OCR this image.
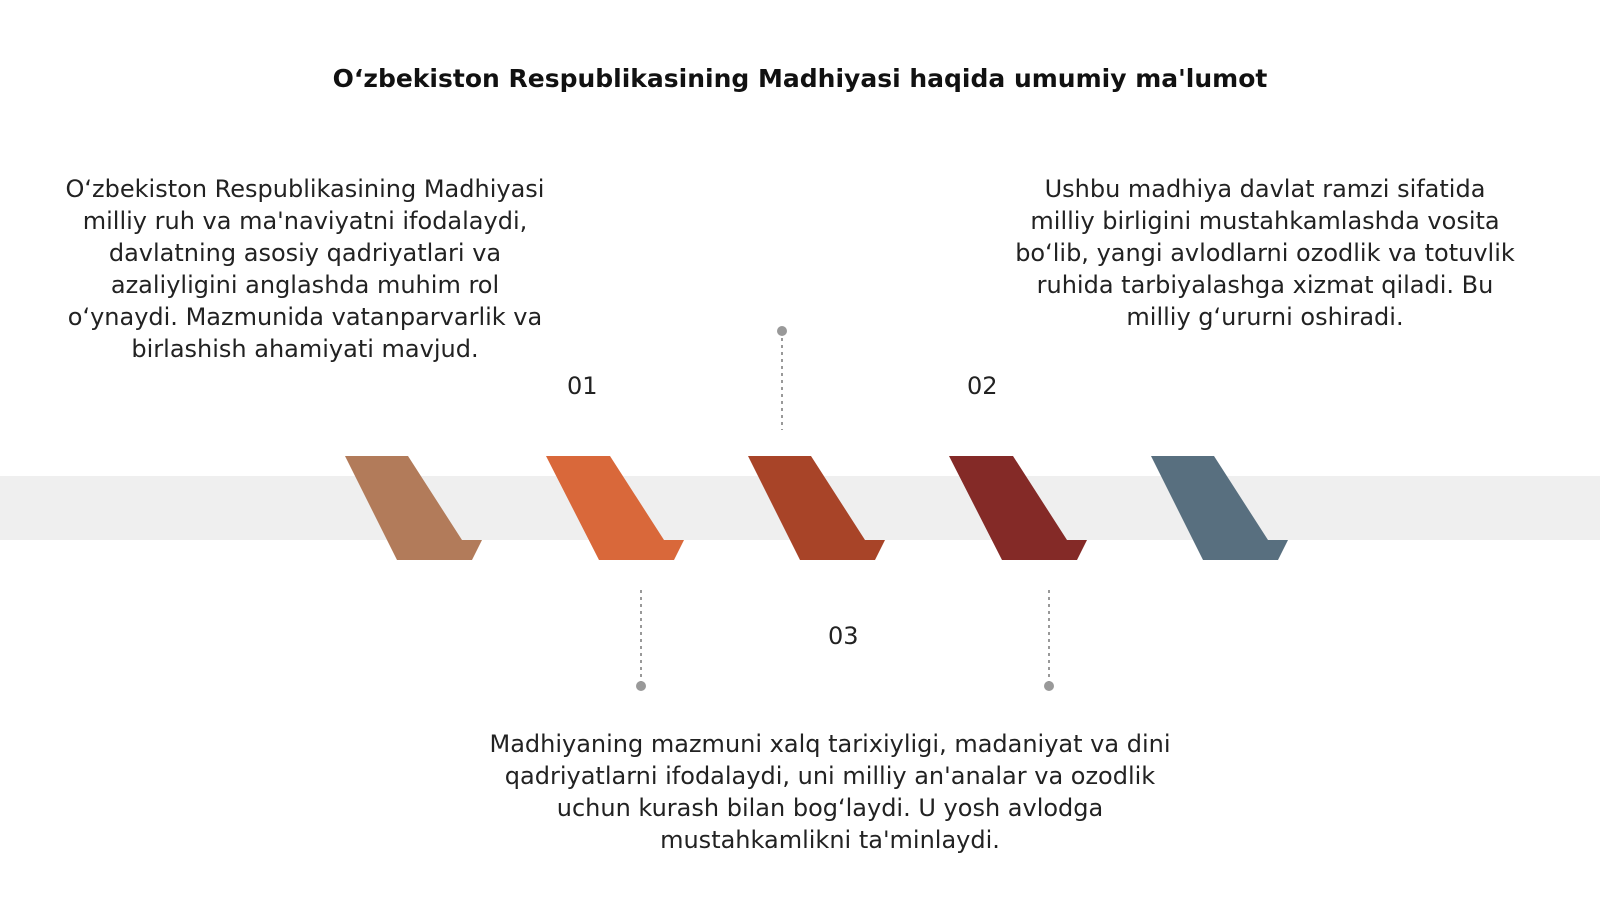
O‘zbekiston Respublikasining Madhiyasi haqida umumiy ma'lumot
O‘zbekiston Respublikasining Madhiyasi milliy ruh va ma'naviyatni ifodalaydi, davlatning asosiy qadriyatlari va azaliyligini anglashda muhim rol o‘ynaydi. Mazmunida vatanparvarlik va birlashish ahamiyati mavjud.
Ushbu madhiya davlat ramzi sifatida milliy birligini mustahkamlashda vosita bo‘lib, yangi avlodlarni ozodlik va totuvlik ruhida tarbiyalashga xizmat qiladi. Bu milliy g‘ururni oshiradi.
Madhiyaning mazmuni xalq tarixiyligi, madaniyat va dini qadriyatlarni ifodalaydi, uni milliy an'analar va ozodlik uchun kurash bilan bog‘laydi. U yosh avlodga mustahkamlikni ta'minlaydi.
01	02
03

***

» **Task directions**
Reproduce the entries above word for word. Pictures stay out.

» **Solution for this problem**
OCR this image.
O‘zbekiston Respublikasining Madhiyasi haqida umumiy ma'lumot
O‘zbekiston Respublikasining Madhiyasi milliy ruh va ma'naviyatni ifodalaydi, davlatning asosiy qadriyatlari va azaliyligini anglashda muhim rol o‘ynaydi. Mazmunida vatanparvarlik va birlashish ahamiyati mavjud.
Ushbu madhiya davlat ramzi sifatida milliy birligini mustahkamlashda vosita bo‘lib, yangi avlodlarni ozodlik va totuvlik ruhida tarbiyalashga xizmat qiladi. Bu milliy g‘ururni oshiradi.
Madhiyaning mazmuni xalq tarixiyligi, madaniyat va dini qadriyatlarni ifodalaydi, uni milliy an'analar va ozodlik uchun kurash bilan bog‘laydi. U yosh avlodga mustahkamlikni ta'minlaydi.
01	02
03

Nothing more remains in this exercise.